>> begin SUPPLIED MATERIAL

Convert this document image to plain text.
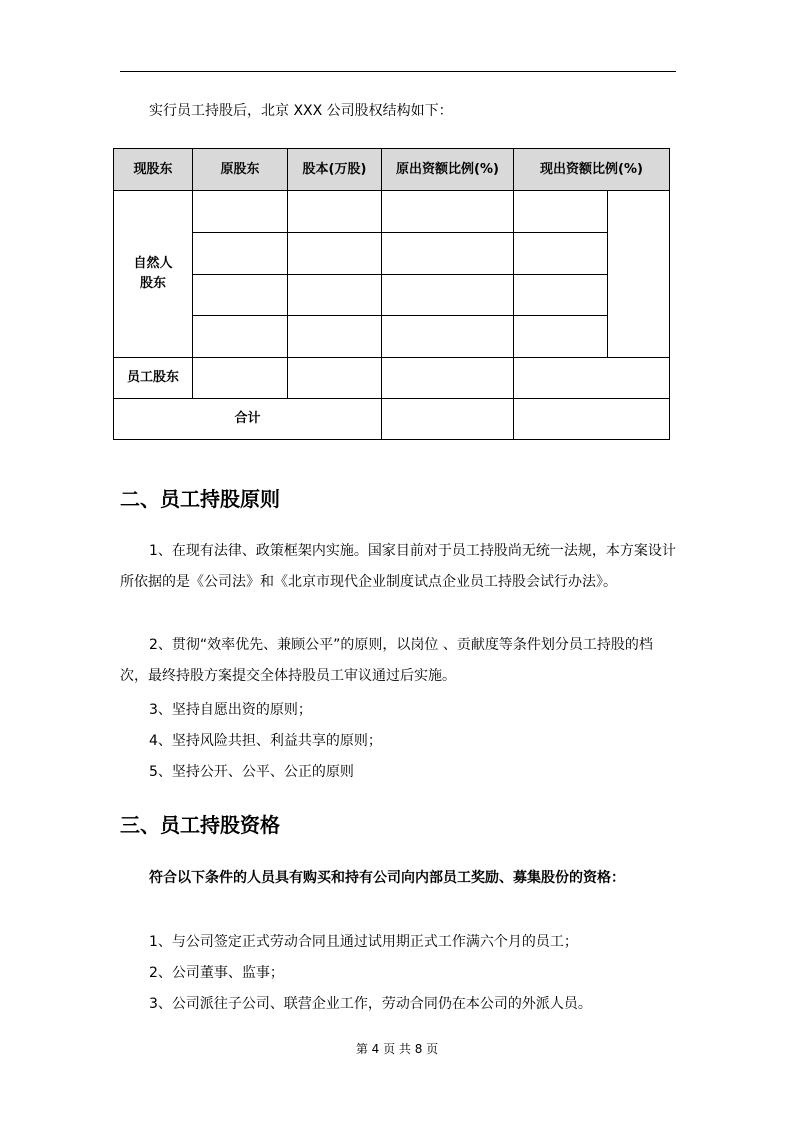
实行员工持股后，北京 XXX 公司股权结构如下：

现股东	原股东	股本(万股)	原出资额比例(%)	现出资额比例(%)
自然人股东
员工股东
合计
二、员工持股原则

1、在现有法律、政策框架内实施。国家目前对于员工持股尚无统一法规，本方案设计所依据的是《公司法》和《北京市现代企业制度试点企业员工持股会试行办法》。

2、贯彻“效率优先、兼顾公平”的原则，以岗位 、贡献度等条件划分员工持股的档次，最终持股方案提交全体持股员工审议通过后实施。

3、坚持自愿出资的原则；

4、坚持风险共担、利益共享的原则；

5、坚持公开、公平、公正的原则

三、员工持股资格

符合以下条件的人员具有购买和持有公司向内部员工奖励、募集股份的资格：

1、与公司签定正式劳动合同且通过试用期正式工作满六个月的员工；

2、公司董事、监事；

3、公司派往子公司、联营企业工作，劳动合同仍在本公司的外派人员。

第 4 页 共 8 页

>> end SUPPLIED MATERIAL

Copy the records exactly. Skip the pictures.

Convert this document image to plain text.
实行员工持股后，北京 XXX 公司股权结构如下：

现股东	原股东	股本(万股)	原出资额比例(%)	现出资额比例(%)
自然人股东
员工股东
合计
二、员工持股原则

1、在现有法律、政策框架内实施。国家目前对于员工持股尚无统一法规，本方案设计所依据的是《公司法》和《北京市现代企业制度试点企业员工持股会试行办法》。

2、贯彻“效率优先、兼顾公平”的原则，以岗位 、贡献度等条件划分员工持股的档次，最终持股方案提交全体持股员工审议通过后实施。

3、坚持自愿出资的原则；

4、坚持风险共担、利益共享的原则；

5、坚持公开、公平、公正的原则

三、员工持股资格

符合以下条件的人员具有购买和持有公司向内部员工奖励、募集股份的资格：

1、与公司签定正式劳动合同且通过试用期正式工作满六个月的员工；

2、公司董事、监事；

3、公司派往子公司、联营企业工作，劳动合同仍在本公司的外派人员。

第 4 页 共 8 页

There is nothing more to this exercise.